>> Start RECORD SET

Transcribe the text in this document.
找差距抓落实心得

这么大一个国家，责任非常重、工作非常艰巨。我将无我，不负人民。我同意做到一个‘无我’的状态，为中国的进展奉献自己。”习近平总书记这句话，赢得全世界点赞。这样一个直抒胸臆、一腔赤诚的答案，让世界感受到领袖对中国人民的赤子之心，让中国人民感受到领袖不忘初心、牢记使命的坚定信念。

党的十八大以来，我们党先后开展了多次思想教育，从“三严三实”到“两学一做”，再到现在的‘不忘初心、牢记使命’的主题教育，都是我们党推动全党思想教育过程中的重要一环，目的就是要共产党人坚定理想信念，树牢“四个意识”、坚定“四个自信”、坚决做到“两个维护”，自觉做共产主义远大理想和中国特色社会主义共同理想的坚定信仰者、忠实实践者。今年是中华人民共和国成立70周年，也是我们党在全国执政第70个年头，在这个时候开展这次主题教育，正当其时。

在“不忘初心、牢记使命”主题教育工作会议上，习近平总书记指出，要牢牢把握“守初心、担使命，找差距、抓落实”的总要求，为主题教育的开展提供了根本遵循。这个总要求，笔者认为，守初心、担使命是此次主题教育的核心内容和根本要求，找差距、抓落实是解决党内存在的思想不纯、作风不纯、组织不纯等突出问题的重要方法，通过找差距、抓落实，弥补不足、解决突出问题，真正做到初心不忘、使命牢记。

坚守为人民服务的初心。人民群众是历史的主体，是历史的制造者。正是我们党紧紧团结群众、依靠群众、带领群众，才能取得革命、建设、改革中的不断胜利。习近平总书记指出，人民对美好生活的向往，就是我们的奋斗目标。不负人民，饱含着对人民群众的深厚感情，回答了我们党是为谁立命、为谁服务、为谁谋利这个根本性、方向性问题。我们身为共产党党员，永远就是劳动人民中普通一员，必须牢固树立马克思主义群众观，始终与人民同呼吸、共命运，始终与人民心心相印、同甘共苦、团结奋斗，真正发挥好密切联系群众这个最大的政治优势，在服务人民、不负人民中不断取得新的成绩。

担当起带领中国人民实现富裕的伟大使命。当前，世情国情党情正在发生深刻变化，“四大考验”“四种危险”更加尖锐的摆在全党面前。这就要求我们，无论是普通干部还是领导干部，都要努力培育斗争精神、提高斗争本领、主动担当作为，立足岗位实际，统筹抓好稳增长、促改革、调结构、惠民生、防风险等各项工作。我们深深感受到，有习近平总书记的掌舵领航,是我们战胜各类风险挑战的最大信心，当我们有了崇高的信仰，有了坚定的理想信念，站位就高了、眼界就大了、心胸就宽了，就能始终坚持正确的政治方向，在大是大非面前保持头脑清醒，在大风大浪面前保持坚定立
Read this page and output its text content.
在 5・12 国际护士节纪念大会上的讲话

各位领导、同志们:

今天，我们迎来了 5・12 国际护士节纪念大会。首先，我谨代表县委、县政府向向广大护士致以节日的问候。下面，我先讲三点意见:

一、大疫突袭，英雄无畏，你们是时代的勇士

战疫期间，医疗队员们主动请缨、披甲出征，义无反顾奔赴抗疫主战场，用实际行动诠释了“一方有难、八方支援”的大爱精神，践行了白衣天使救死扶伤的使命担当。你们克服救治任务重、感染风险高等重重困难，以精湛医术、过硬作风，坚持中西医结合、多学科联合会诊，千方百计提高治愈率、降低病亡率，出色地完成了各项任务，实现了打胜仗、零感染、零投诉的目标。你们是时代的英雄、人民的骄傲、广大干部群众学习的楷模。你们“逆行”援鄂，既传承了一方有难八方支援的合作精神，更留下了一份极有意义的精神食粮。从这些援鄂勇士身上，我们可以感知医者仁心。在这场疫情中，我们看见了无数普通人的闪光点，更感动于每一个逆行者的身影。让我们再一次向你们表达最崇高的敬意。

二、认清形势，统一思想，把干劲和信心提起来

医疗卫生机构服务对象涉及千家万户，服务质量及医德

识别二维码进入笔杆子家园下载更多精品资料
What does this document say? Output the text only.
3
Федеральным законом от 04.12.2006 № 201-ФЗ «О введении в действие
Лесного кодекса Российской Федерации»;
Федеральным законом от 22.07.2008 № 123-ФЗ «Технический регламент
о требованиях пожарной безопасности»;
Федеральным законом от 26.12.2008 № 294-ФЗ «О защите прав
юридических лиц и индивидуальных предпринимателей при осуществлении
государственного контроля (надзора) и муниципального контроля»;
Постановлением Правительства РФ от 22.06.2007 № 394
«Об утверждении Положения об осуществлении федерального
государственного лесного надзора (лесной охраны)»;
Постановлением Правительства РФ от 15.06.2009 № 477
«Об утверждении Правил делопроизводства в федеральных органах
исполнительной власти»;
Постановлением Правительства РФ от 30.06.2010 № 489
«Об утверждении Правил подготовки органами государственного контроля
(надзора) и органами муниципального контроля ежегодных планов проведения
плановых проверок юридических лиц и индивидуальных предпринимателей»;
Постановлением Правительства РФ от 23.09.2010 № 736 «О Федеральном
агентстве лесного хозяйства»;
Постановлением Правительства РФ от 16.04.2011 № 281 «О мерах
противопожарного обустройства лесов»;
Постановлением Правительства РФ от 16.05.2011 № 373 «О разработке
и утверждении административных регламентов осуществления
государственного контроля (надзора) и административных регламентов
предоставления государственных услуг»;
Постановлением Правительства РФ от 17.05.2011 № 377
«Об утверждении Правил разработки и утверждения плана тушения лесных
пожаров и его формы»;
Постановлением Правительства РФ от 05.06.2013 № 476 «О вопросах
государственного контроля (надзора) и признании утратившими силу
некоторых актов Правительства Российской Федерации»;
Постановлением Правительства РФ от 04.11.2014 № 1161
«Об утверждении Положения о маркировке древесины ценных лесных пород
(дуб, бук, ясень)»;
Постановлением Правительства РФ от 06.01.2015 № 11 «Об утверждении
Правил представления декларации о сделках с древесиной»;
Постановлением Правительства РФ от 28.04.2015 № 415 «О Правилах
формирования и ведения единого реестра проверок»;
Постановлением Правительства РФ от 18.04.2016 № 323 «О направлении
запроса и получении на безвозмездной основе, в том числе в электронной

>> End RECORD SET

WORK INSTRUCTIONS:
Please quote the data above in full, with no line missing.

WRITTEN SOLUTION:
Transcribe the text in this document.
找差距抓落实心得

这么大一个国家，责任非常重、工作非常艰巨。我将无我，不负人民。我同意做到一个‘无我’的状态，为中国的进展奉献自己。”习近平总书记这句话，赢得全世界点赞。这样一个直抒胸臆、一腔赤诚的答案，让世界感受到领袖对中国人民的赤子之心，让中国人民感受到领袖不忘初心、牢记使命的坚定信念。

党的十八大以来，我们党先后开展了多次思想教育，从“三严三实”到“两学一做”，再到现在的‘不忘初心、牢记使命’的主题教育，都是我们党推动全党思想教育过程中的重要一环，目的就是要共产党人坚定理想信念，树牢“四个意识”、坚定“四个自信”、坚决做到“两个维护”，自觉做共产主义远大理想和中国特色社会主义共同理想的坚定信仰者、忠实实践者。今年是中华人民共和国成立70周年，也是我们党在全国执政第70个年头，在这个时候开展这次主题教育，正当其时。

在“不忘初心、牢记使命”主题教育工作会议上，习近平总书记指出，要牢牢把握“守初心、担使命，找差距、抓落实”的总要求，为主题教育的开展提供了根本遵循。这个总要求，笔者认为，守初心、担使命是此次主题教育的核心内容和根本要求，找差距、抓落实是解决党内存在的思想不纯、作风不纯、组织不纯等突出问题的重要方法，通过找差距、抓落实，弥补不足、解决突出问题，真正做到初心不忘、使命牢记。

坚守为人民服务的初心。人民群众是历史的主体，是历史的制造者。正是我们党紧紧团结群众、依靠群众、带领群众，才能取得革命、建设、改革中的不断胜利。习近平总书记指出，人民对美好生活的向往，就是我们的奋斗目标。不负人民，饱含着对人民群众的深厚感情，回答了我们党是为谁立命、为谁服务、为谁谋利这个根本性、方向性问题。我们身为共产党党员，永远就是劳动人民中普通一员，必须牢固树立马克思主义群众观，始终与人民同呼吸、共命运，始终与人民心心相印、同甘共苦、团结奋斗，真正发挥好密切联系群众这个最大的政治优势，在服务人民、不负人民中不断取得新的成绩。

担当起带领中国人民实现富裕的伟大使命。当前，世情国情党情正在发生深刻变化，“四大考验”“四种危险”更加尖锐的摆在全党面前。这就要求我们，无论是普通干部还是领导干部，都要努力培育斗争精神、提高斗争本领、主动担当作为，立足岗位实际，统筹抓好稳增长、促改革、调结构、惠民生、防风险等各项工作。我们深深感受到，有习近平总书记的掌舵领航,是我们战胜各类风险挑战的最大信心，当我们有了崇高的信仰，有了坚定的理想信念，站位就高了、眼界就大了、心胸就宽了，就能始终坚持正确的政治方向，在大是大非面前保持头脑清醒，在大风大浪面前保持坚定立
Read this page and output its text content.
在 5・12 国际护士节纪念大会上的讲话

各位领导、同志们:

今天，我们迎来了 5・12 国际护士节纪念大会。首先，我谨代表县委、县政府向向广大护士致以节日的问候。下面，我先讲三点意见:

一、大疫突袭，英雄无畏，你们是时代的勇士

战疫期间，医疗队员们主动请缨、披甲出征，义无反顾奔赴抗疫主战场，用实际行动诠释了“一方有难、八方支援”的大爱精神，践行了白衣天使救死扶伤的使命担当。你们克服救治任务重、感染风险高等重重困难，以精湛医术、过硬作风，坚持中西医结合、多学科联合会诊，千方百计提高治愈率、降低病亡率，出色地完成了各项任务，实现了打胜仗、零感染、零投诉的目标。你们是时代的英雄、人民的骄傲、广大干部群众学习的楷模。你们“逆行”援鄂，既传承了一方有难八方支援的合作精神，更留下了一份极有意义的精神食粮。从这些援鄂勇士身上，我们可以感知医者仁心。在这场疫情中，我们看见了无数普通人的闪光点，更感动于每一个逆行者的身影。让我们再一次向你们表达最崇高的敬意。

二、认清形势，统一思想，把干劲和信心提起来

医疗卫生机构服务对象涉及千家万户，服务质量及医德

识别二维码进入笔杆子家园下载更多精品资料
What does this document say? Output the text only.
3
Федеральным законом от 04.12.2006 № 201-ФЗ «О введении в действие
Лесного кодекса Российской Федерации»;
Федеральным законом от 22.07.2008 № 123-ФЗ «Технический регламент
о требованиях пожарной безопасности»;
Федеральным законом от 26.12.2008 № 294-ФЗ «О защите прав
юридических лиц и индивидуальных предпринимателей при осуществлении
государственного контроля (надзора) и муниципального контроля»;
Постановлением Правительства РФ от 22.06.2007 № 394
«Об утверждении Положения об осуществлении федерального
государственного лесного надзора (лесной охраны)»;
Постановлением Правительства РФ от 15.06.2009 № 477
«Об утверждении Правил делопроизводства в федеральных органах
исполнительной власти»;
Постановлением Правительства РФ от 30.06.2010 № 489
«Об утверждении Правил подготовки органами государственного контроля
(надзора) и органами муниципального контроля ежегодных планов проведения
плановых проверок юридических лиц и индивидуальных предпринимателей»;
Постановлением Правительства РФ от 23.09.2010 № 736 «О Федеральном
агентстве лесного хозяйства»;
Постановлением Правительства РФ от 16.04.2011 № 281 «О мерах
противопожарного обустройства лесов»;
Постановлением Правительства РФ от 16.05.2011 № 373 «О разработке
и утверждении административных регламентов осуществления
государственного контроля (надзора) и административных регламентов
предоставления государственных услуг»;
Постановлением Правительства РФ от 17.05.2011 № 377
«Об утверждении Правил разработки и утверждения плана тушения лесных
пожаров и его формы»;
Постановлением Правительства РФ от 05.06.2013 № 476 «О вопросах
государственного контроля (надзора) и признании утратившими силу
некоторых актов Правительства Российской Федерации»;
Постановлением Правительства РФ от 04.11.2014 № 1161
«Об утверждении Положения о маркировке древесины ценных лесных пород
(дуб, бук, ясень)»;
Постановлением Правительства РФ от 06.01.2015 № 11 «Об утверждении
Правил представления декларации о сделках с древесиной»;
Постановлением Правительства РФ от 28.04.2015 № 415 «О Правилах
формирования и ведения единого реестра проверок»;
Постановлением Правительства РФ от 18.04.2016 № 323 «О направлении
запроса и получении на безвозмездной основе, в том числе в электронной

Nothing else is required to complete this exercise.